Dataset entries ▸
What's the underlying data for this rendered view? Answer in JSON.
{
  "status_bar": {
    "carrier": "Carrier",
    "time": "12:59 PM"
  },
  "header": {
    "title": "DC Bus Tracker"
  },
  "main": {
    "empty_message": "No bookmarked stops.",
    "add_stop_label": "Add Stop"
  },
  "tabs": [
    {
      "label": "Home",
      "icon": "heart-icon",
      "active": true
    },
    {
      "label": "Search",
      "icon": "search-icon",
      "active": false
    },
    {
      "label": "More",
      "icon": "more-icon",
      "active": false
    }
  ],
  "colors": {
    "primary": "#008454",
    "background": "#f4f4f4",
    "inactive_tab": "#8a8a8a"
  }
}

Goal ▸
Find every line in the records above that holds the word "icon", and copy each one.

Task response ▸
      "icon": "heart-icon",
      "icon": "search-icon",
      "icon": "more-icon",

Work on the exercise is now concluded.